- _Given task_:
From the records below, extract all the text exactly and leave the images behind.

**** Exercise materials

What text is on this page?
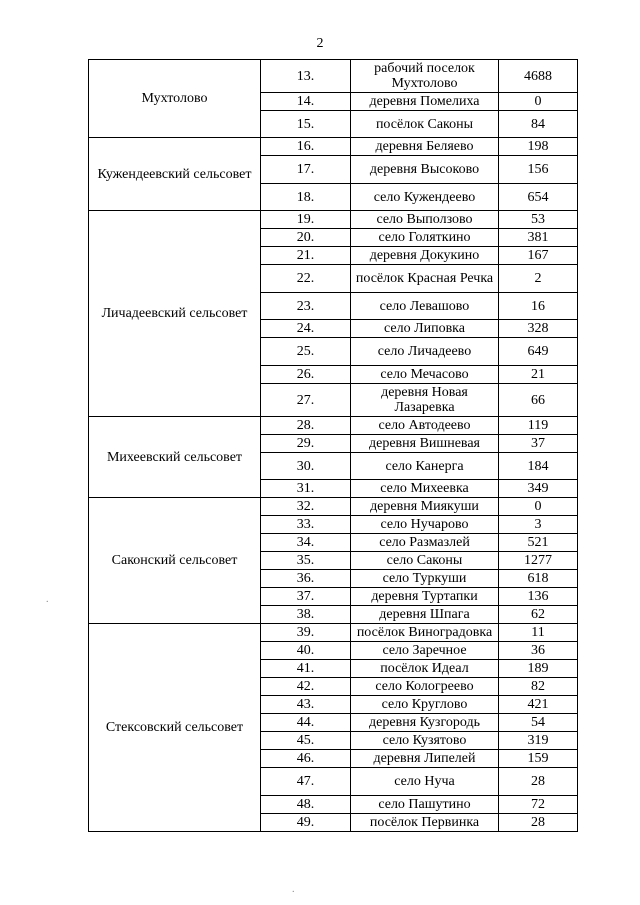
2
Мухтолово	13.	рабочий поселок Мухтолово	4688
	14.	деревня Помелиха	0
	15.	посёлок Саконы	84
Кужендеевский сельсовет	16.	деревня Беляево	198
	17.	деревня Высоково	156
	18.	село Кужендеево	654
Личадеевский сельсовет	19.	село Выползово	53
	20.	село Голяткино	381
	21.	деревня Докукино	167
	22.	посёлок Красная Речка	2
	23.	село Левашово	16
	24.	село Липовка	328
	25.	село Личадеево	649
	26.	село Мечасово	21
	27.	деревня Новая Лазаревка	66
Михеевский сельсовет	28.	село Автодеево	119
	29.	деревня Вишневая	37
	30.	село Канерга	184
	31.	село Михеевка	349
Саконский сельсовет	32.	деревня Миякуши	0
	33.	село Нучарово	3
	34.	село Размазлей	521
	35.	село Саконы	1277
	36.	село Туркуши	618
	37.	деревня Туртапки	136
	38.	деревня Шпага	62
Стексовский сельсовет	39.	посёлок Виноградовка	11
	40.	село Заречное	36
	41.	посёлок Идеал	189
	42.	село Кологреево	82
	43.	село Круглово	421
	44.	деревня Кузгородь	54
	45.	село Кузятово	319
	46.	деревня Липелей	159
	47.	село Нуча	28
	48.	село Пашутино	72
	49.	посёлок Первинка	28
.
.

********

- _Exercise result_:
What text is on this page?
2
Мухтолово	13.	рабочий поселок Мухтолово	4688
	14.	деревня Помелиха	0
	15.	посёлок Саконы	84
Кужендеевский сельсовет	16.	деревня Беляево	198
	17.	деревня Высоково	156
	18.	село Кужендеево	654
Личадеевский сельсовет	19.	село Выползово	53
	20.	село Голяткино	381
	21.	деревня Докукино	167
	22.	посёлок Красная Речка	2
	23.	село Левашово	16
	24.	село Липовка	328
	25.	село Личадеево	649
	26.	село Мечасово	21
	27.	деревня Новая Лазаревка	66
Михеевский сельсовет	28.	село Автодеево	119
	29.	деревня Вишневая	37
	30.	село Канерга	184
	31.	село Михеевка	349
Саконский сельсовет	32.	деревня Миякуши	0
	33.	село Нучарово	3
	34.	село Размазлей	521
	35.	село Саконы	1277
	36.	село Туркуши	618
	37.	деревня Туртапки	136
	38.	деревня Шпага	62
Стексовский сельсовет	39.	посёлок Виноградовка	11
	40.	село Заречное	36
	41.	посёлок Идеал	189
	42.	село Кологреево	82
	43.	село Круглово	421
	44.	деревня Кузгородь	54
	45.	село Кузятово	319
	46.	деревня Липелей	159
	47.	село Нуча	28
	48.	село Пашутино	72
	49.	посёлок Первинка	28
.
.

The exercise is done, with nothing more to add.